_STORED RECORDS:_
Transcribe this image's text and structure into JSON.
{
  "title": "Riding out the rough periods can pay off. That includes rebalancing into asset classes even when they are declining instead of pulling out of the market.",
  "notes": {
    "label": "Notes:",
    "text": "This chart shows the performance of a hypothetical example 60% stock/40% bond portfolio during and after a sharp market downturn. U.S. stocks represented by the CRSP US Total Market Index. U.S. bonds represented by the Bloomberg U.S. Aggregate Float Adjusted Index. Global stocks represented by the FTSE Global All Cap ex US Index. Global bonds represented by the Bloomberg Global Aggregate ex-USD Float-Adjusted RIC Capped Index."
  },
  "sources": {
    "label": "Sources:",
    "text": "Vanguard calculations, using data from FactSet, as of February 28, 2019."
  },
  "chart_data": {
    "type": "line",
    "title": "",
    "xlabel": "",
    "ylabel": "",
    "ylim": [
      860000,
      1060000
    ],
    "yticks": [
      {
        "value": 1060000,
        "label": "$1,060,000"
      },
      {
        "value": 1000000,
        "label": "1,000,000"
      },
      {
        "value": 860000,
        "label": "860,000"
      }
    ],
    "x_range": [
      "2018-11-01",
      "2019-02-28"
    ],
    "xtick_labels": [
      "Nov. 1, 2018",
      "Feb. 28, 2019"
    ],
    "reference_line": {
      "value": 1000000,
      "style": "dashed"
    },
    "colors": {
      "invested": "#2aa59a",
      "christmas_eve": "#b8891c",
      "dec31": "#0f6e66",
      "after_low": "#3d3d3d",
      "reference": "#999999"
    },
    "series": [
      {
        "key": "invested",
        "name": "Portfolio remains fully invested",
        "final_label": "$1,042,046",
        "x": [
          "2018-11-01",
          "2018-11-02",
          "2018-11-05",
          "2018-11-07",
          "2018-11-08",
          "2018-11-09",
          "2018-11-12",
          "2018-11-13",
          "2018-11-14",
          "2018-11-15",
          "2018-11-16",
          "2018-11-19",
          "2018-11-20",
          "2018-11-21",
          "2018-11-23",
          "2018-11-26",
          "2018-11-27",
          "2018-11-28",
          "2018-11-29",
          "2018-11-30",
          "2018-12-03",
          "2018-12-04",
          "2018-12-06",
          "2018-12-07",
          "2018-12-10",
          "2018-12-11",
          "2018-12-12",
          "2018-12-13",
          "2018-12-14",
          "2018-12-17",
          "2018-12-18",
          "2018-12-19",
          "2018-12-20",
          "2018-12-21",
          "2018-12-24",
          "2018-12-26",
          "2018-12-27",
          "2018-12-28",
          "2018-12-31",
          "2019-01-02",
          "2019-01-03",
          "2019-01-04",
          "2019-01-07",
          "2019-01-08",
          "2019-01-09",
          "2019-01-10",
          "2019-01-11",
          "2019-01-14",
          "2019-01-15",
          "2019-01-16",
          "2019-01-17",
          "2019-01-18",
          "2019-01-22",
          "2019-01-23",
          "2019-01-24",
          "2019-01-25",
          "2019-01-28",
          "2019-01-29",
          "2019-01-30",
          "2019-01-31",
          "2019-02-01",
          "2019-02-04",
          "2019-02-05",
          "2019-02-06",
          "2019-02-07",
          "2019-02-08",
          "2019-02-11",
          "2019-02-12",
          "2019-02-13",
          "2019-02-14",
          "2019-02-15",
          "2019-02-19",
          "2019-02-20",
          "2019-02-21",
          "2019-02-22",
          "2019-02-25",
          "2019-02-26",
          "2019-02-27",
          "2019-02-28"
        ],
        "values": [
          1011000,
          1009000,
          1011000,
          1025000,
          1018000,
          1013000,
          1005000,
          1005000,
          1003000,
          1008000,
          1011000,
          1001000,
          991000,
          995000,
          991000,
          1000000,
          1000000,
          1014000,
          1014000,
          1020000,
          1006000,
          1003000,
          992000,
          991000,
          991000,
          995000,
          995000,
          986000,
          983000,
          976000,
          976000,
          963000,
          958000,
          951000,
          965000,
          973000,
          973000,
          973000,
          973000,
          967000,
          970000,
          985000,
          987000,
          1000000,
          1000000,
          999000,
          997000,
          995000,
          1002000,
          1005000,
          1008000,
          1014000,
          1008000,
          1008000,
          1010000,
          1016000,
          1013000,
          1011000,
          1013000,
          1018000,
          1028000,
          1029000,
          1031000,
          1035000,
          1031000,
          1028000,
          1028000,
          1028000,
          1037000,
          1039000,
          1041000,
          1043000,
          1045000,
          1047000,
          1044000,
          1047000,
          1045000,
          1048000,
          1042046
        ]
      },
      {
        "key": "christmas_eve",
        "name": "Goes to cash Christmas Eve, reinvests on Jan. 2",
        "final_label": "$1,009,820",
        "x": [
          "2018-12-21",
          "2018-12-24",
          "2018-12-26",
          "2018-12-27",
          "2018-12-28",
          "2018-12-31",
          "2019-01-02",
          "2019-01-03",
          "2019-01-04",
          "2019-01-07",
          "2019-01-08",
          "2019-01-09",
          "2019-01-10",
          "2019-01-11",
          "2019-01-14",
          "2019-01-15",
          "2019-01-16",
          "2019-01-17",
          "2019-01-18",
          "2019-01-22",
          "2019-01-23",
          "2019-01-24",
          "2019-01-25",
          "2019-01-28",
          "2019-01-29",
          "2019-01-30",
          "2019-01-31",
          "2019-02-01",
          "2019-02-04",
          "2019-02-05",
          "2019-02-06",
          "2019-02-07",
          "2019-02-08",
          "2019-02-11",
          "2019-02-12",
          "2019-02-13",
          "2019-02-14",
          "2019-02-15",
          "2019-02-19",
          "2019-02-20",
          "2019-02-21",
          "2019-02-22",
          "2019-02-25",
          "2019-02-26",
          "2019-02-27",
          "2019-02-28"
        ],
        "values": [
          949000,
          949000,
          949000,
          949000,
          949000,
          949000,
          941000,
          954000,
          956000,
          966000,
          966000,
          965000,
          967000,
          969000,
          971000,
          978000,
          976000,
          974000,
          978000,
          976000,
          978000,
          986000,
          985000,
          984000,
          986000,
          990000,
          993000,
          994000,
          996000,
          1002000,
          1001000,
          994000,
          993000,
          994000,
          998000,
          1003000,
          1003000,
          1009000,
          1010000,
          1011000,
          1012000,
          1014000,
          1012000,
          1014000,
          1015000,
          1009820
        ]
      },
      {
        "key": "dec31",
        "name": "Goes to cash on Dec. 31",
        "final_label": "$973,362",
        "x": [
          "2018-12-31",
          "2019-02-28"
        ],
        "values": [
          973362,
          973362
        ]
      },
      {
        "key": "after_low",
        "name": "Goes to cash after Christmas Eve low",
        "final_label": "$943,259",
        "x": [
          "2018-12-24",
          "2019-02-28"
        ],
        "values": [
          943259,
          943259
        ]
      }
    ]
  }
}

_EXERCISE AIM:_
Restate every entry word for word.

_REPLY:_
Transcribe this image's text and structure into JSON.
{
  "title": "Riding out the rough periods can pay off. That includes rebalancing into asset classes even when they are declining instead of pulling out of the market.",
  "notes": {
    "label": "Notes:",
    "text": "This chart shows the performance of a hypothetical example 60% stock/40% bond portfolio during and after a sharp market downturn. U.S. stocks represented by the CRSP US Total Market Index. U.S. bonds represented by the Bloomberg U.S. Aggregate Float Adjusted Index. Global stocks represented by the FTSE Global All Cap ex US Index. Global bonds represented by the Bloomberg Global Aggregate ex-USD Float-Adjusted RIC Capped Index."
  },
  "sources": {
    "label": "Sources:",
    "text": "Vanguard calculations, using data from FactSet, as of February 28, 2019."
  },
  "chart_data": {
    "type": "line",
    "title": "",
    "xlabel": "",
    "ylabel": "",
    "ylim": [
      860000,
      1060000
    ],
    "yticks": [
      {
        "value": 1060000,
        "label": "$1,060,000"
      },
      {
        "value": 1000000,
        "label": "1,000,000"
      },
      {
        "value": 860000,
        "label": "860,000"
      }
    ],
    "x_range": [
      "2018-11-01",
      "2019-02-28"
    ],
    "xtick_labels": [
      "Nov. 1, 2018",
      "Feb. 28, 2019"
    ],
    "reference_line": {
      "value": 1000000,
      "style": "dashed"
    },
    "colors": {
      "invested": "#2aa59a",
      "christmas_eve": "#b8891c",
      "dec31": "#0f6e66",
      "after_low": "#3d3d3d",
      "reference": "#999999"
    },
    "series": [
      {
        "key": "invested",
        "name": "Portfolio remains fully invested",
        "final_label": "$1,042,046",
        "x": [
          "2018-11-01",
          "2018-11-02",
          "2018-11-05",
          "2018-11-07",
          "2018-11-08",
          "2018-11-09",
          "2018-11-12",
          "2018-11-13",
          "2018-11-14",
          "2018-11-15",
          "2018-11-16",
          "2018-11-19",
          "2018-11-20",
          "2018-11-21",
          "2018-11-23",
          "2018-11-26",
          "2018-11-27",
          "2018-11-28",
          "2018-11-29",
          "2018-11-30",
          "2018-12-03",
          "2018-12-04",
          "2018-12-06",
          "2018-12-07",
          "2018-12-10",
          "2018-12-11",
          "2018-12-12",
          "2018-12-13",
          "2018-12-14",
          "2018-12-17",
          "2018-12-18",
          "2018-12-19",
          "2018-12-20",
          "2018-12-21",
          "2018-12-24",
          "2018-12-26",
          "2018-12-27",
          "2018-12-28",
          "2018-12-31",
          "2019-01-02",
          "2019-01-03",
          "2019-01-04",
          "2019-01-07",
          "2019-01-08",
          "2019-01-09",
          "2019-01-10",
          "2019-01-11",
          "2019-01-14",
          "2019-01-15",
          "2019-01-16",
          "2019-01-17",
          "2019-01-18",
          "2019-01-22",
          "2019-01-23",
          "2019-01-24",
          "2019-01-25",
          "2019-01-28",
          "2019-01-29",
          "2019-01-30",
          "2019-01-31",
          "2019-02-01",
          "2019-02-04",
          "2019-02-05",
          "2019-02-06",
          "2019-02-07",
          "2019-02-08",
          "2019-02-11",
          "2019-02-12",
          "2019-02-13",
          "2019-02-14",
          "2019-02-15",
          "2019-02-19",
          "2019-02-20",
          "2019-02-21",
          "2019-02-22",
          "2019-02-25",
          "2019-02-26",
          "2019-02-27",
          "2019-02-28"
        ],
        "values": [
          1011000,
          1009000,
          1011000,
          1025000,
          1018000,
          1013000,
          1005000,
          1005000,
          1003000,
          1008000,
          1011000,
          1001000,
          991000,
          995000,
          991000,
          1000000,
          1000000,
          1014000,
          1014000,
          1020000,
          1006000,
          1003000,
          992000,
          991000,
          991000,
          995000,
          995000,
          986000,
          983000,
          976000,
          976000,
          963000,
          958000,
          951000,
          965000,
          973000,
          973000,
          973000,
          973000,
          967000,
          970000,
          985000,
          987000,
          1000000,
          1000000,
          999000,
          997000,
          995000,
          1002000,
          1005000,
          1008000,
          1014000,
          1008000,
          1008000,
          1010000,
          1016000,
          1013000,
          1011000,
          1013000,
          1018000,
          1028000,
          1029000,
          1031000,
          1035000,
          1031000,
          1028000,
          1028000,
          1028000,
          1037000,
          1039000,
          1041000,
          1043000,
          1045000,
          1047000,
          1044000,
          1047000,
          1045000,
          1048000,
          1042046
        ]
      },
      {
        "key": "christmas_eve",
        "name": "Goes to cash Christmas Eve, reinvests on Jan. 2",
        "final_label": "$1,009,820",
        "x": [
          "2018-12-21",
          "2018-12-24",
          "2018-12-26",
          "2018-12-27",
          "2018-12-28",
          "2018-12-31",
          "2019-01-02",
          "2019-01-03",
          "2019-01-04",
          "2019-01-07",
          "2019-01-08",
          "2019-01-09",
          "2019-01-10",
          "2019-01-11",
          "2019-01-14",
          "2019-01-15",
          "2019-01-16",
          "2019-01-17",
          "2019-01-18",
          "2019-01-22",
          "2019-01-23",
          "2019-01-24",
          "2019-01-25",
          "2019-01-28",
          "2019-01-29",
          "2019-01-30",
          "2019-01-31",
          "2019-02-01",
          "2019-02-04",
          "2019-02-05",
          "2019-02-06",
          "2019-02-07",
          "2019-02-08",
          "2019-02-11",
          "2019-02-12",
          "2019-02-13",
          "2019-02-14",
          "2019-02-15",
          "2019-02-19",
          "2019-02-20",
          "2019-02-21",
          "2019-02-22",
          "2019-02-25",
          "2019-02-26",
          "2019-02-27",
          "2019-02-28"
        ],
        "values": [
          949000,
          949000,
          949000,
          949000,
          949000,
          949000,
          941000,
          954000,
          956000,
          966000,
          966000,
          965000,
          967000,
          969000,
          971000,
          978000,
          976000,
          974000,
          978000,
          976000,
          978000,
          986000,
          985000,
          984000,
          986000,
          990000,
          993000,
          994000,
          996000,
          1002000,
          1001000,
          994000,
          993000,
          994000,
          998000,
          1003000,
          1003000,
          1009000,
          1010000,
          1011000,
          1012000,
          1014000,
          1012000,
          1014000,
          1015000,
          1009820
        ]
      },
      {
        "key": "dec31",
        "name": "Goes to cash on Dec. 31",
        "final_label": "$973,362",
        "x": [
          "2018-12-31",
          "2019-02-28"
        ],
        "values": [
          973362,
          973362
        ]
      },
      {
        "key": "after_low",
        "name": "Goes to cash after Christmas Eve low",
        "final_label": "$943,259",
        "x": [
          "2018-12-24",
          "2019-02-28"
        ],
        "values": [
          943259,
          943259
        ]
      }
    ]
  }
}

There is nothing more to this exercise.